#### [WORK INSTRUCTIONS]
Produce an exact copy of all the records.

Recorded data
* * * *
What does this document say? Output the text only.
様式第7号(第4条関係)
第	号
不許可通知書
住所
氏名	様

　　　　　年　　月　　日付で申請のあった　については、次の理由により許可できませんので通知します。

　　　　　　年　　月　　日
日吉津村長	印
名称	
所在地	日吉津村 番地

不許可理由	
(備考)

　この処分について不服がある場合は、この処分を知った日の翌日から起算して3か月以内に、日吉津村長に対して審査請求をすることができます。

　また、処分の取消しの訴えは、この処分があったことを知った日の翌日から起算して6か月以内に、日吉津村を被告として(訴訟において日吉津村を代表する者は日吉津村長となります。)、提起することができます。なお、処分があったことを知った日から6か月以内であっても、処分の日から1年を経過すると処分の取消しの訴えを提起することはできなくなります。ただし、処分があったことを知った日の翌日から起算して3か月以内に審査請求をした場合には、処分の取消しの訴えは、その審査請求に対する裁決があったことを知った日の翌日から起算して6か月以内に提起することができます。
* * * *
#### [TASK RESPONSE]
What does this document say? Output the text only.
様式第7号(第4条関係)
第	号
不許可通知書
住所
氏名	様

　　　　　年　　月　　日付で申請のあった　については、次の理由により許可できませんので通知します。

　　　　　　年　　月　　日
日吉津村長	印
名称	
所在地	日吉津村 番地

不許可理由	
(備考)

　この処分について不服がある場合は、この処分を知った日の翌日から起算して3か月以内に、日吉津村長に対して審査請求をすることができます。

　また、処分の取消しの訴えは、この処分があったことを知った日の翌日から起算して6か月以内に、日吉津村を被告として(訴訟において日吉津村を代表する者は日吉津村長となります。)、提起することができます。なお、処分があったことを知った日から6か月以内であっても、処分の日から1年を経過すると処分の取消しの訴えを提起することはできなくなります。ただし、処分があったことを知った日の翌日から起算して3か月以内に審査請求をした場合には、処分の取消しの訴えは、その審査請求に対する裁決があったことを知った日の翌日から起算して6か月以内に提起することができます。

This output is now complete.